**WHAT THE TASK ASKS**
Collect all lines from the listing that include the string "общегосударственным".

++++ DATA SUPPLIED

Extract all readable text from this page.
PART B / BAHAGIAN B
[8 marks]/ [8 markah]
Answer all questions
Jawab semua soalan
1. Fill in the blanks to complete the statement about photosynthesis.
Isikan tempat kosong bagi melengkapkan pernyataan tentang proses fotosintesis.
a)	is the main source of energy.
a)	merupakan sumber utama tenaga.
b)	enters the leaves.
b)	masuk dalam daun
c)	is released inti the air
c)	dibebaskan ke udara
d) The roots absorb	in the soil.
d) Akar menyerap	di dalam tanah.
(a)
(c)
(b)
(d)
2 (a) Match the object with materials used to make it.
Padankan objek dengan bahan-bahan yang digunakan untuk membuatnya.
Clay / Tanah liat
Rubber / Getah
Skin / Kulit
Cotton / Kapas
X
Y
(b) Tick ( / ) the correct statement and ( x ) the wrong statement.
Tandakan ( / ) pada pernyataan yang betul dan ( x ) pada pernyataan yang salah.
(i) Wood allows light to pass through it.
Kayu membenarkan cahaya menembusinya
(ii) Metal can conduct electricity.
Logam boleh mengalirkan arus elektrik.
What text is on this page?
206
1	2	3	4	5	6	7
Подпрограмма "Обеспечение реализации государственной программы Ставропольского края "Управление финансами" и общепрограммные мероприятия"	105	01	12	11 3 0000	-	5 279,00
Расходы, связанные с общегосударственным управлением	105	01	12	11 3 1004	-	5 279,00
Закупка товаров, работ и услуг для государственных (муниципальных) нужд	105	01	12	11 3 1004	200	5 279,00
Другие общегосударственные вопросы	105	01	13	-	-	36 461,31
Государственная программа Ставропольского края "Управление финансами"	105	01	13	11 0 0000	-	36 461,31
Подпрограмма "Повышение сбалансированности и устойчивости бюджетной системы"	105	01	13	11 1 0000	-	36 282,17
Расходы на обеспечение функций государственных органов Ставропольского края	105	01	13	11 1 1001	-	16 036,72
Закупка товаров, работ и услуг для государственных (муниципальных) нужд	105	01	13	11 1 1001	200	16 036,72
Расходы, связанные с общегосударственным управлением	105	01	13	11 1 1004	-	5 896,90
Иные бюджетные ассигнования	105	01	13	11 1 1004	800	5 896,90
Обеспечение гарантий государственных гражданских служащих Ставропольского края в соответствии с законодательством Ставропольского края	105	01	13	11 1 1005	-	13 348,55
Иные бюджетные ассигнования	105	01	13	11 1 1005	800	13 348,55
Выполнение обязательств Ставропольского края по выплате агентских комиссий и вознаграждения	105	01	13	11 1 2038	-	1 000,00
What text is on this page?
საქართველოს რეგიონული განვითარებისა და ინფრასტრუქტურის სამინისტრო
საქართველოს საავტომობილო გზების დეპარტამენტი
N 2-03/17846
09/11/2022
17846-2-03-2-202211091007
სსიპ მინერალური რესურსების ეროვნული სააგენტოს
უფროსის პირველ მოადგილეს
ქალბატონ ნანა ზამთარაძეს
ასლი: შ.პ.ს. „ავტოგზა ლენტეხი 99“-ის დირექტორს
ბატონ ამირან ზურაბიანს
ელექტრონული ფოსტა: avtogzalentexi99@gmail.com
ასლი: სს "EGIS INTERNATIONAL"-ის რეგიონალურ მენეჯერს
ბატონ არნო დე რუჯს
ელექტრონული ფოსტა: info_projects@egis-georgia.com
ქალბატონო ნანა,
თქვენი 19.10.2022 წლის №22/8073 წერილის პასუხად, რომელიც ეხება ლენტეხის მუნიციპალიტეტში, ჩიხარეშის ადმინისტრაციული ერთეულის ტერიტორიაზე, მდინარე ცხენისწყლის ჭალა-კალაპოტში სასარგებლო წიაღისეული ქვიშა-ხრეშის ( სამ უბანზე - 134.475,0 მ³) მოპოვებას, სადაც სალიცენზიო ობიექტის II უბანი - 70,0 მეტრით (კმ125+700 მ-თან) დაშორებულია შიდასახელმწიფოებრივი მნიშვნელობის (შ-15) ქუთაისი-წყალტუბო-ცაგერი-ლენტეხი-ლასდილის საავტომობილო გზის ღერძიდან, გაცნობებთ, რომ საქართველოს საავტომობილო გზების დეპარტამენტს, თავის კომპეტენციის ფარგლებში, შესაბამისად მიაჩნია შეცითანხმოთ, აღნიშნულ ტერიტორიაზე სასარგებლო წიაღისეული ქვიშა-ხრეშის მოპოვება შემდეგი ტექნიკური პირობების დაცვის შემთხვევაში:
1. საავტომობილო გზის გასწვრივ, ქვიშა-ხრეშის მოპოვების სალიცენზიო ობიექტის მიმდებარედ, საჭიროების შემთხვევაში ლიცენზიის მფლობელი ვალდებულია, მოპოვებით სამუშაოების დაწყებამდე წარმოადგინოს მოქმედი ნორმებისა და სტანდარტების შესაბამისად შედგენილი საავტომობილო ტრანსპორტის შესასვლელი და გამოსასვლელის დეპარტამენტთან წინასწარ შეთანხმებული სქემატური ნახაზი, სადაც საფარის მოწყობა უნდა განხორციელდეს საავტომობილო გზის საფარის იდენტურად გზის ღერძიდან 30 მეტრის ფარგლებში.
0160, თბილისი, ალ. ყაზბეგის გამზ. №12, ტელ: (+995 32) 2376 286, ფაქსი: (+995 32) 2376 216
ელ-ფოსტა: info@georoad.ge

++++++++

**RESULT OF THE TASK**
Расходы, связанные с общегосударственным управлением	105	01	12	11 3 1004	-	5 279,00
Расходы, связанные с общегосударственным управлением	105	01	13	11 1 1004	-	5 896,90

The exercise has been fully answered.